▶ **EXERCISE**:
Exactly repeat all the records below, omitting the images they hold.

▶ **THE INPUT**:
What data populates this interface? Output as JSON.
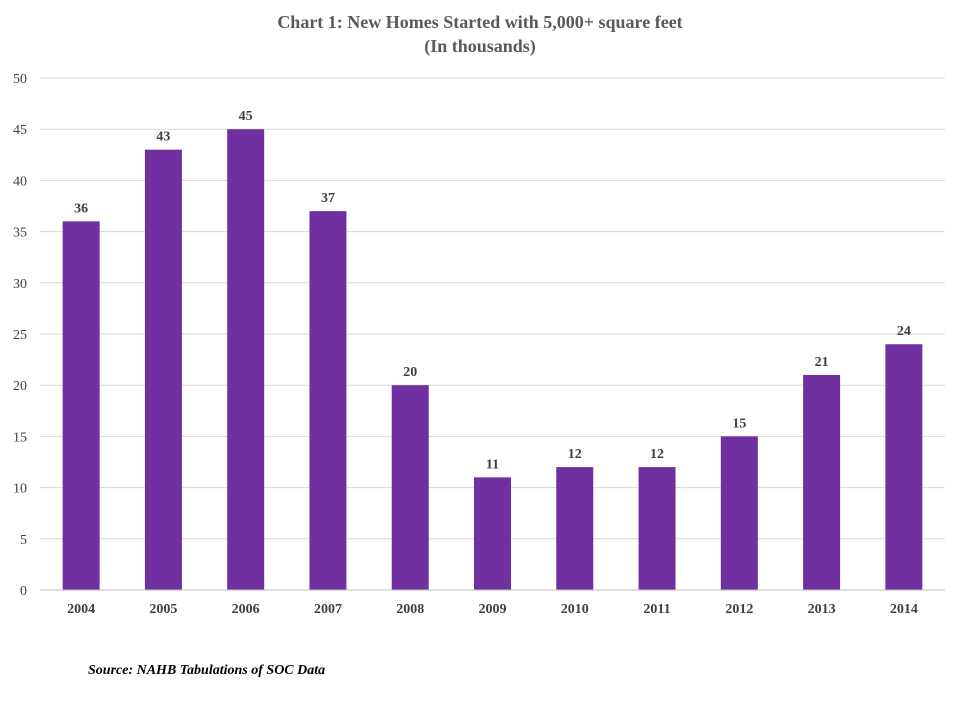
{
  "chart_data": {
    "type": "bar",
    "title": "Chart 1: New Homes Started with 5,000+ square feet",
    "subtitle": "(In thousands)",
    "categories": [
      "2004",
      "2005",
      "2006",
      "2007",
      "2008",
      "2009",
      "2010",
      "2011",
      "2012",
      "2013",
      "2014"
    ],
    "values": [
      36,
      43,
      45,
      37,
      20,
      11,
      12,
      12,
      15,
      21,
      24
    ],
    "ylim": [
      0,
      50
    ],
    "yticks": [
      0,
      5,
      10,
      15,
      20,
      25,
      30,
      35,
      40,
      45,
      50
    ],
    "grid": true,
    "legend": "none",
    "bar_color": "#7030A0",
    "data_labels": true
  },
  "source": "Source: NAHB Tabulations of SOC Data"
}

▶ **RESULT BELOW**:
What data populates this interface? Output as JSON.
{
  "chart_data": {
    "type": "bar",
    "title": "Chart 1: New Homes Started with 5,000+ square feet",
    "subtitle": "(In thousands)",
    "categories": [
      "2004",
      "2005",
      "2006",
      "2007",
      "2008",
      "2009",
      "2010",
      "2011",
      "2012",
      "2013",
      "2014"
    ],
    "values": [
      36,
      43,
      45,
      37,
      20,
      11,
      12,
      12,
      15,
      21,
      24
    ],
    "ylim": [
      0,
      50
    ],
    "yticks": [
      0,
      5,
      10,
      15,
      20,
      25,
      30,
      35,
      40,
      45,
      50
    ],
    "grid": true,
    "legend": "none",
    "bar_color": "#7030A0",
    "data_labels": true
  },
  "source": "Source: NAHB Tabulations of SOC Data"
}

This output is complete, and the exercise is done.